## EXERCISE DESCRIPTION:
Each record needs to be echoed exactly; can you do that?

## begin TASK DATA

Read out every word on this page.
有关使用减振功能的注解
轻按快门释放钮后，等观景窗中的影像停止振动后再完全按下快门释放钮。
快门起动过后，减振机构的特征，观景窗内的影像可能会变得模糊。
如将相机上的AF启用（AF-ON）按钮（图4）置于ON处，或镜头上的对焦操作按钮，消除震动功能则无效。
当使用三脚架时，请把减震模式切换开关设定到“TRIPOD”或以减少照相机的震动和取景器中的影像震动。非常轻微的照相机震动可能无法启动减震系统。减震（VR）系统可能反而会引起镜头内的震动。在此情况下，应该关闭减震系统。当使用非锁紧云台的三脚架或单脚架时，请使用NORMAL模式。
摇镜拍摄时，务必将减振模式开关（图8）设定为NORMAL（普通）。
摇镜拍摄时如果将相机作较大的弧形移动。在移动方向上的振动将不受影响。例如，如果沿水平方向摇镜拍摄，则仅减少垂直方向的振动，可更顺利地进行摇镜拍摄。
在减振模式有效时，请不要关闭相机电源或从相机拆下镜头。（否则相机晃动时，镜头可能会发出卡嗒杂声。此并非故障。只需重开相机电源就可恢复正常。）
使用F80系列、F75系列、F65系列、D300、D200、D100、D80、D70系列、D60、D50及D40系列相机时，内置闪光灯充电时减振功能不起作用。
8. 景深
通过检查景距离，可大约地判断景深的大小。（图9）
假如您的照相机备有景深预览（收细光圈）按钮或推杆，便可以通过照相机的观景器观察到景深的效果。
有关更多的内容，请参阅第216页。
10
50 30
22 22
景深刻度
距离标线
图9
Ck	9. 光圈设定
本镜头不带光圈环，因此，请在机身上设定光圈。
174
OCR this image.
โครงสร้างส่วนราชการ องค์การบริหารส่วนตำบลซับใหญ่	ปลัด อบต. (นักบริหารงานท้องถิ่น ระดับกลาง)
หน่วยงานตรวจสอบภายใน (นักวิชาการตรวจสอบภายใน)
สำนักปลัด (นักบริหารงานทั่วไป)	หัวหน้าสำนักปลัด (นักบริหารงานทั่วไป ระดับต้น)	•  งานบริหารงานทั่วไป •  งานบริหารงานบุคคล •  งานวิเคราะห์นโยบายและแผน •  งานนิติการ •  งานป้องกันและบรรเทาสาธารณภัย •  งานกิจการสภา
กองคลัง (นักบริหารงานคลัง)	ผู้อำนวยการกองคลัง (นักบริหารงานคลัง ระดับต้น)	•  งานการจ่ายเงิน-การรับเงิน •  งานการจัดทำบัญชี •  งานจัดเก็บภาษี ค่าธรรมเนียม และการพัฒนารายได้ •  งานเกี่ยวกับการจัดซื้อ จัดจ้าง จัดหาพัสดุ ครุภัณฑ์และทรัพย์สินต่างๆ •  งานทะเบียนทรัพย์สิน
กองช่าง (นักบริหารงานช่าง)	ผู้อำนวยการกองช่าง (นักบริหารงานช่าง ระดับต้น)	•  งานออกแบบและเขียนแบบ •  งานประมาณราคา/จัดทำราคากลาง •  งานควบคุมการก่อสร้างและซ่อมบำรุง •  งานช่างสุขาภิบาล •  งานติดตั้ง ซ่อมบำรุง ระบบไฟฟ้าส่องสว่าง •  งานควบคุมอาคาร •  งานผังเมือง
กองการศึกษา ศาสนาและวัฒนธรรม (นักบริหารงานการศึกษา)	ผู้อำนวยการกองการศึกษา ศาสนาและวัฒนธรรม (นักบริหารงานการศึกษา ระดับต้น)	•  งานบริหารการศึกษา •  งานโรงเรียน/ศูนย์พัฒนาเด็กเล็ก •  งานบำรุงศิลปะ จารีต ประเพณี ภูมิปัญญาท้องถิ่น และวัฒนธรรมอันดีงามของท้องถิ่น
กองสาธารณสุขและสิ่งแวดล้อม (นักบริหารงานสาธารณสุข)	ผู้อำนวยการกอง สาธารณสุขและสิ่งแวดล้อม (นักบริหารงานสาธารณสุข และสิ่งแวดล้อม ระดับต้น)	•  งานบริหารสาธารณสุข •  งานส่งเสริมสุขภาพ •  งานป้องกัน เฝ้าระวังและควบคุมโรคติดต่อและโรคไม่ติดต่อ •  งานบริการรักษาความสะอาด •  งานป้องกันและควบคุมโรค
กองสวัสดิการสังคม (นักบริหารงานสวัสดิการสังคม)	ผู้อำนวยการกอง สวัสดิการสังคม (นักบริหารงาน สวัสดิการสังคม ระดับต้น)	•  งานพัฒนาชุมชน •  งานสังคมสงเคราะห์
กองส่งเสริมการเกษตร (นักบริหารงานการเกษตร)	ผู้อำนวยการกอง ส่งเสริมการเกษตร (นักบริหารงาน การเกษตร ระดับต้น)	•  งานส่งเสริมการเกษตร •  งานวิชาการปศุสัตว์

## end TASK DATA

## FINISHED EXERCISE:
Read out every word on this page.
有关使用减振功能的注解
轻按快门释放钮后，等观景窗中的影像停止振动后再完全按下快门释放钮。
快门起动过后，减振机构的特征，观景窗内的影像可能会变得模糊。
如将相机上的AF启用（AF-ON）按钮（图4）置于ON处，或镜头上的对焦操作按钮，消除震动功能则无效。
当使用三脚架时，请把减震模式切换开关设定到“TRIPOD”或以减少照相机的震动和取景器中的影像震动。非常轻微的照相机震动可能无法启动减震系统。减震（VR）系统可能反而会引起镜头内的震动。在此情况下，应该关闭减震系统。当使用非锁紧云台的三脚架或单脚架时，请使用NORMAL模式。
摇镜拍摄时，务必将减振模式开关（图8）设定为NORMAL（普通）。
摇镜拍摄时如果将相机作较大的弧形移动。在移动方向上的振动将不受影响。例如，如果沿水平方向摇镜拍摄，则仅减少垂直方向的振动，可更顺利地进行摇镜拍摄。
在减振模式有效时，请不要关闭相机电源或从相机拆下镜头。（否则相机晃动时，镜头可能会发出卡嗒杂声。此并非故障。只需重开相机电源就可恢复正常。）
使用F80系列、F75系列、F65系列、D300、D200、D100、D80、D70系列、D60、D50及D40系列相机时，内置闪光灯充电时减振功能不起作用。
8. 景深
通过检查景距离，可大约地判断景深的大小。（图9）
假如您的照相机备有景深预览（收细光圈）按钮或推杆，便可以通过照相机的观景器观察到景深的效果。
有关更多的内容，请参阅第216页。
10
50 30
22 22
景深刻度
距离标线
图9
Ck	9. 光圈设定
本镜头不带光圈环，因此，请在机身上设定光圈。
174
OCR this image.
โครงสร้างส่วนราชการ องค์การบริหารส่วนตำบลซับใหญ่	ปลัด อบต. (นักบริหารงานท้องถิ่น ระดับกลาง)
หน่วยงานตรวจสอบภายใน (นักวิชาการตรวจสอบภายใน)
สำนักปลัด (นักบริหารงานทั่วไป)	หัวหน้าสำนักปลัด (นักบริหารงานทั่วไป ระดับต้น)	•  งานบริหารงานทั่วไป •  งานบริหารงานบุคคล •  งานวิเคราะห์นโยบายและแผน •  งานนิติการ •  งานป้องกันและบรรเทาสาธารณภัย •  งานกิจการสภา
กองคลัง (นักบริหารงานคลัง)	ผู้อำนวยการกองคลัง (นักบริหารงานคลัง ระดับต้น)	•  งานการจ่ายเงิน-การรับเงิน •  งานการจัดทำบัญชี •  งานจัดเก็บภาษี ค่าธรรมเนียม และการพัฒนารายได้ •  งานเกี่ยวกับการจัดซื้อ จัดจ้าง จัดหาพัสดุ ครุภัณฑ์และทรัพย์สินต่างๆ •  งานทะเบียนทรัพย์สิน
กองช่าง (นักบริหารงานช่าง)	ผู้อำนวยการกองช่าง (นักบริหารงานช่าง ระดับต้น)	•  งานออกแบบและเขียนแบบ •  งานประมาณราคา/จัดทำราคากลาง •  งานควบคุมการก่อสร้างและซ่อมบำรุง •  งานช่างสุขาภิบาล •  งานติดตั้ง ซ่อมบำรุง ระบบไฟฟ้าส่องสว่าง •  งานควบคุมอาคาร •  งานผังเมือง
กองการศึกษา ศาสนาและวัฒนธรรม (นักบริหารงานการศึกษา)	ผู้อำนวยการกองการศึกษา ศาสนาและวัฒนธรรม (นักบริหารงานการศึกษา ระดับต้น)	•  งานบริหารการศึกษา •  งานโรงเรียน/ศูนย์พัฒนาเด็กเล็ก •  งานบำรุงศิลปะ จารีต ประเพณี ภูมิปัญญาท้องถิ่น และวัฒนธรรมอันดีงามของท้องถิ่น
กองสาธารณสุขและสิ่งแวดล้อม (นักบริหารงานสาธารณสุข)	ผู้อำนวยการกอง สาธารณสุขและสิ่งแวดล้อม (นักบริหารงานสาธารณสุข และสิ่งแวดล้อม ระดับต้น)	•  งานบริหารสาธารณสุข •  งานส่งเสริมสุขภาพ •  งานป้องกัน เฝ้าระวังและควบคุมโรคติดต่อและโรคไม่ติดต่อ •  งานบริการรักษาความสะอาด •  งานป้องกันและควบคุมโรค
กองสวัสดิการสังคม (นักบริหารงานสวัสดิการสังคม)	ผู้อำนวยการกอง สวัสดิการสังคม (นักบริหารงาน สวัสดิการสังคม ระดับต้น)	•  งานพัฒนาชุมชน •  งานสังคมสงเคราะห์
กองส่งเสริมการเกษตร (นักบริหารงานการเกษตร)	ผู้อำนวยการกอง ส่งเสริมการเกษตร (นักบริหารงาน การเกษตร ระดับต้น)	•  งานส่งเสริมการเกษตร •  งานวิชาการปศุสัตว์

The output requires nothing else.